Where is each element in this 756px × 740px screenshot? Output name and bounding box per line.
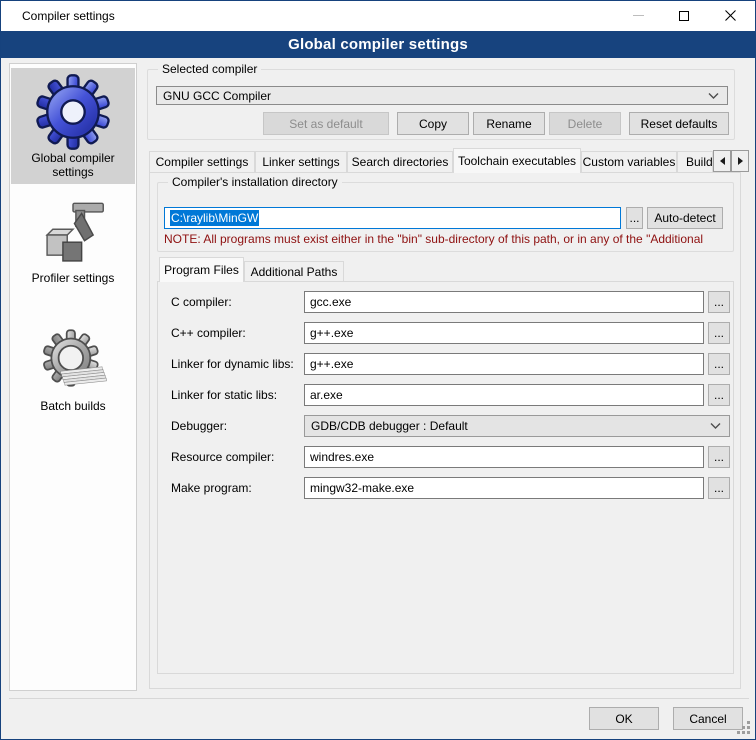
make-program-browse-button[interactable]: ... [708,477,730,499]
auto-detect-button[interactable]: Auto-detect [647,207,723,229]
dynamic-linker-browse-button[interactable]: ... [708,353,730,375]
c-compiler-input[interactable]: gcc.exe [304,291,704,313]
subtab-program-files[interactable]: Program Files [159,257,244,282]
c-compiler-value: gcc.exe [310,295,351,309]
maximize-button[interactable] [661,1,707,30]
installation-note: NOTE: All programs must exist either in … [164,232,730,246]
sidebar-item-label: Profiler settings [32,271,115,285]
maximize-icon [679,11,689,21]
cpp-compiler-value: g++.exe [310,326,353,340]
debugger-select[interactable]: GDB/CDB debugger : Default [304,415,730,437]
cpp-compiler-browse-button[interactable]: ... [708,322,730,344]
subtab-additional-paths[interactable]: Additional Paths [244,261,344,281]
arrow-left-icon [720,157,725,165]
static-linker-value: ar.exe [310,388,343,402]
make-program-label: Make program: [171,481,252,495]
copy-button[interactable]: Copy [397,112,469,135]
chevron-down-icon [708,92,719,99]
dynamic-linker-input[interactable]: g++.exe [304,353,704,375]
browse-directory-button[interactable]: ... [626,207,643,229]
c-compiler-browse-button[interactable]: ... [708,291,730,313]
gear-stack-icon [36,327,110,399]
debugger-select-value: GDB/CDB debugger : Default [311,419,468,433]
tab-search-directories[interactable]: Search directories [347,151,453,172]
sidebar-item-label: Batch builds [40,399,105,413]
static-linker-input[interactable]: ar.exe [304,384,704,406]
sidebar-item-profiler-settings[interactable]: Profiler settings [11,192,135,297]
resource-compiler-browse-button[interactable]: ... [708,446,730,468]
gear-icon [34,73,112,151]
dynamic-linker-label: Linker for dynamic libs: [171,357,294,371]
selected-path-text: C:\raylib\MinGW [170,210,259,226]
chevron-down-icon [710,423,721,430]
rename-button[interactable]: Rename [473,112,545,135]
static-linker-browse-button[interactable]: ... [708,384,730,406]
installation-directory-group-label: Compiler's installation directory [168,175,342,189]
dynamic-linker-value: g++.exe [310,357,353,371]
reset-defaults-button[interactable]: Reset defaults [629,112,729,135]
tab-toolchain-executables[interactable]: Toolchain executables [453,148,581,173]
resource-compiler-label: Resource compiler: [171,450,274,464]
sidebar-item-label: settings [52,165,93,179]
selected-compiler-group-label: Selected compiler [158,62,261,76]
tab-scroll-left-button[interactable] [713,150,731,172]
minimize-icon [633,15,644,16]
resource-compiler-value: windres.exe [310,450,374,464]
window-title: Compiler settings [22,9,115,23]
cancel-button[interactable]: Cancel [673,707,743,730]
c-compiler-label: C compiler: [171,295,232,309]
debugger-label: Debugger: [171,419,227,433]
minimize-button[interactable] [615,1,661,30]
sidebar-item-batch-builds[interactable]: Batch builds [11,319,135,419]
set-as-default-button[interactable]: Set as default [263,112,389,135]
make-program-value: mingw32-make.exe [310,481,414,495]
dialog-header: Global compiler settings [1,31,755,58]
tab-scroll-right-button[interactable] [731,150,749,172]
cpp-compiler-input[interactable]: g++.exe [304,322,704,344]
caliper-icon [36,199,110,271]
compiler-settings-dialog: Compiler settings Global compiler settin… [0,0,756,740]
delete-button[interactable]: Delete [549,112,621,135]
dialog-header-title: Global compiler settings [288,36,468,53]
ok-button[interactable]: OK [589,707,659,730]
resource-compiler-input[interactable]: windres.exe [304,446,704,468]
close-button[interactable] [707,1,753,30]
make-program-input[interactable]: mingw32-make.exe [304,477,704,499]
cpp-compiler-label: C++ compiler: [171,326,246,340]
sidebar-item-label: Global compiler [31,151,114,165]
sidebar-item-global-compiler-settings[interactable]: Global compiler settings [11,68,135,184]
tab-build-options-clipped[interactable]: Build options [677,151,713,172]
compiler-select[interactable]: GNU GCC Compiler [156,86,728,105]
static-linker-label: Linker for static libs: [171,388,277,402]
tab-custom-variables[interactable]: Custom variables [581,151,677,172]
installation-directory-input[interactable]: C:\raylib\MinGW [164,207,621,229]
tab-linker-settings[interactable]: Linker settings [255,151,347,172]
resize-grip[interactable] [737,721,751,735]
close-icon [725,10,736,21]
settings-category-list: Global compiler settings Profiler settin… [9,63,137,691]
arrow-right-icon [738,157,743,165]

■ ■ ■

# [Description of the task]
Please edit the data from the line with "make-program-browse-button[interactable]: ... [708,477,730,499]" up to and including the line with "maximize-button[interactable] [661,1,707,30]", changing "gcc.exe" to "clang.exe" and leaving everything else as it is. Give only those edited lines.

# [Output]
make-program-browse-button[interactable]: ... [708,477,730,499]
auto-detect-button[interactable]: Auto-detect [647,207,723,229]
dynamic-linker-browse-button[interactable]: ... [708,353,730,375]
c-compiler-input[interactable]: clang.exe [304,291,704,313]
subtab-program-files[interactable]: Program Files [159,257,244,282]
c-compiler-value: clang.exe [310,295,351,309]
maximize-button[interactable] [661,1,707,30]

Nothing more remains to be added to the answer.